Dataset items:
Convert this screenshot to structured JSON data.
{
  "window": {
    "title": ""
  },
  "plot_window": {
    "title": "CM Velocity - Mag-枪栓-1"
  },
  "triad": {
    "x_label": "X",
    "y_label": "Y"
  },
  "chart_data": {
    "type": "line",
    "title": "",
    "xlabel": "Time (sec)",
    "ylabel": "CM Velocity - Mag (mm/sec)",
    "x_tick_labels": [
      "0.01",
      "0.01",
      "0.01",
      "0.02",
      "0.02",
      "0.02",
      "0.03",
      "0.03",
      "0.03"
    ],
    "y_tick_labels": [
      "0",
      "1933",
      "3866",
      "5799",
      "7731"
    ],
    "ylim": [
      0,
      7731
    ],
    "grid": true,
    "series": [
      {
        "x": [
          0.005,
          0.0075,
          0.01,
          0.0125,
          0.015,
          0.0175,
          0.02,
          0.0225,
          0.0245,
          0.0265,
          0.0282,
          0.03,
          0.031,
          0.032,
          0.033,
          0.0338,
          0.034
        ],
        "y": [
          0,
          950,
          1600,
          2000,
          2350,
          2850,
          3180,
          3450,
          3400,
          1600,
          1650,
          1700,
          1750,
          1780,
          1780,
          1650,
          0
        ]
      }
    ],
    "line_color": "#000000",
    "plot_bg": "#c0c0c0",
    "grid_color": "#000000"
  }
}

---

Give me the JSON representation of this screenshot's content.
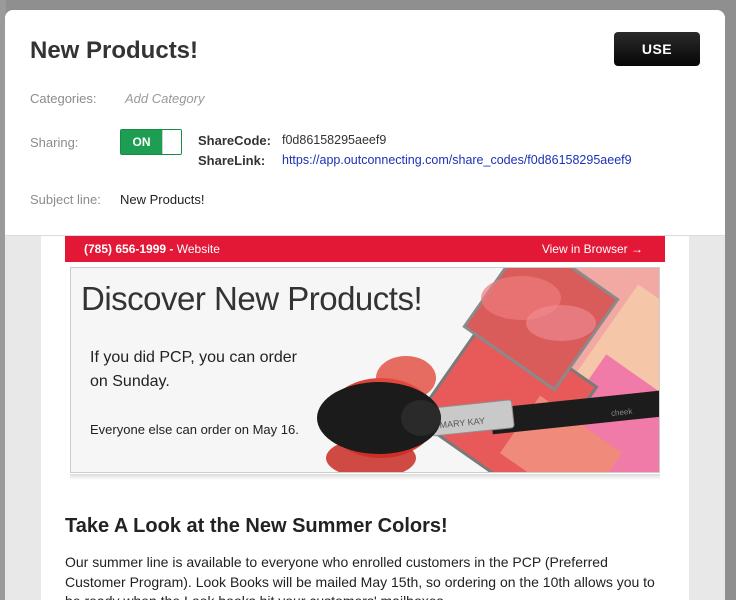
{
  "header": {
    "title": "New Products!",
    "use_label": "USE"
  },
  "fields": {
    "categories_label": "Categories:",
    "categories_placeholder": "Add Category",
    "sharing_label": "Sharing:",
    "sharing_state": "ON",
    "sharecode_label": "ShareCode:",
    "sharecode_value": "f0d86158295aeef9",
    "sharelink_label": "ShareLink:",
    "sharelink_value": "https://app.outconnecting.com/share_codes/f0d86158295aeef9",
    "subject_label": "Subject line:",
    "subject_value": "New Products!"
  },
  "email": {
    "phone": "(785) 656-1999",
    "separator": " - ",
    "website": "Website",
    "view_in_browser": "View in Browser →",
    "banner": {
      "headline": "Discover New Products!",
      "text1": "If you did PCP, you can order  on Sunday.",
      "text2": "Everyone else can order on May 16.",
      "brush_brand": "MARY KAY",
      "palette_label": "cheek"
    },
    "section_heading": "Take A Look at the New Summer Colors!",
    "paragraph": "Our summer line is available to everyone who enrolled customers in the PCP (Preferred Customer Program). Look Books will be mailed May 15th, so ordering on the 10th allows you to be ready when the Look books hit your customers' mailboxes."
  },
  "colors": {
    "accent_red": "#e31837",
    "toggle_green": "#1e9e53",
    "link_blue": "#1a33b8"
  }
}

* * *

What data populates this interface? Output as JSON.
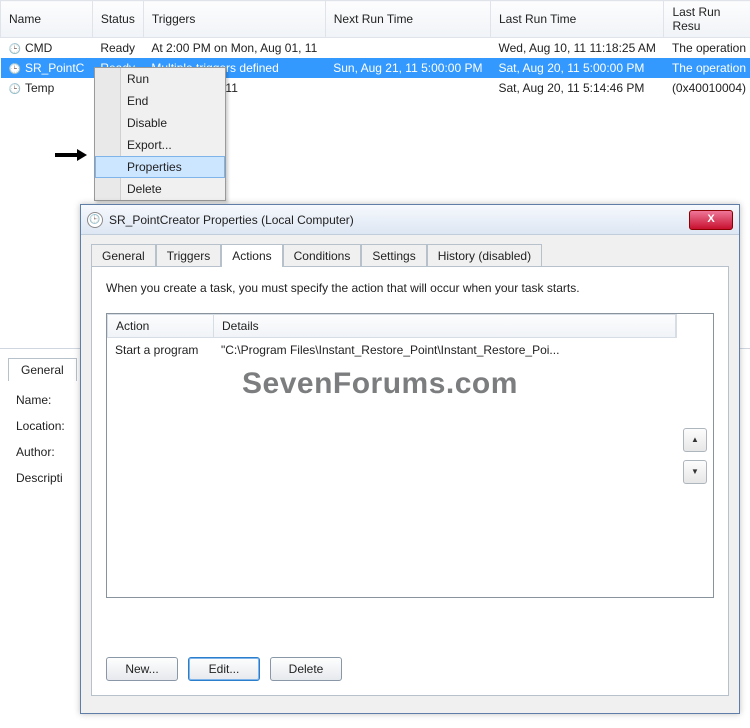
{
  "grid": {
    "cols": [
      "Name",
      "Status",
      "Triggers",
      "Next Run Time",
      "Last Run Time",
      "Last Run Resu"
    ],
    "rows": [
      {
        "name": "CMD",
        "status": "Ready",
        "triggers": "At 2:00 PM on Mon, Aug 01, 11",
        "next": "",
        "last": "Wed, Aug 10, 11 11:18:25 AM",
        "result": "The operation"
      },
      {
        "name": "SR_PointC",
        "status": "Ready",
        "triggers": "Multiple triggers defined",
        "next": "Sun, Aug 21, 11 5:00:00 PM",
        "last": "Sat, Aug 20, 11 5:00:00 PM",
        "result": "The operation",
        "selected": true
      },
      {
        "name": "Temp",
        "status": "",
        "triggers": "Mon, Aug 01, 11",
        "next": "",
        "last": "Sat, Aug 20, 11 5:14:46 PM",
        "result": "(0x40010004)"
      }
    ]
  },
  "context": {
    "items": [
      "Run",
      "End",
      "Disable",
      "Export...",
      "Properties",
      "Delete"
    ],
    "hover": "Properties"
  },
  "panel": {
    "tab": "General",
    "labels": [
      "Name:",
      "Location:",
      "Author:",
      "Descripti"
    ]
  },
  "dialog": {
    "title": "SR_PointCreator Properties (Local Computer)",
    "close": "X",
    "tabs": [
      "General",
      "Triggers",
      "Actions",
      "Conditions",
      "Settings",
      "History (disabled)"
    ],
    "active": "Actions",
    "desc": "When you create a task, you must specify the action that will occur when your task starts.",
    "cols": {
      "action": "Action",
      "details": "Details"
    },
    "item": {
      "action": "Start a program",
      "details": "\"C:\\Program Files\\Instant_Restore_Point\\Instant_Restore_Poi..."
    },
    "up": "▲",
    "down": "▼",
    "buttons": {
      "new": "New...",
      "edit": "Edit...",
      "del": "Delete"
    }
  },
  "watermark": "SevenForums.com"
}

WORK TO DO: Check each line of the records for the word "title" and extract those that contain it.

SOLUTION BELOW:
    "title": ""
    "title": "CM Velocity - Mag-枪栓-1"
    "title": "",
    "title": "New Products!",
    "title": "SR_PointCreator Properties (Local Computer)",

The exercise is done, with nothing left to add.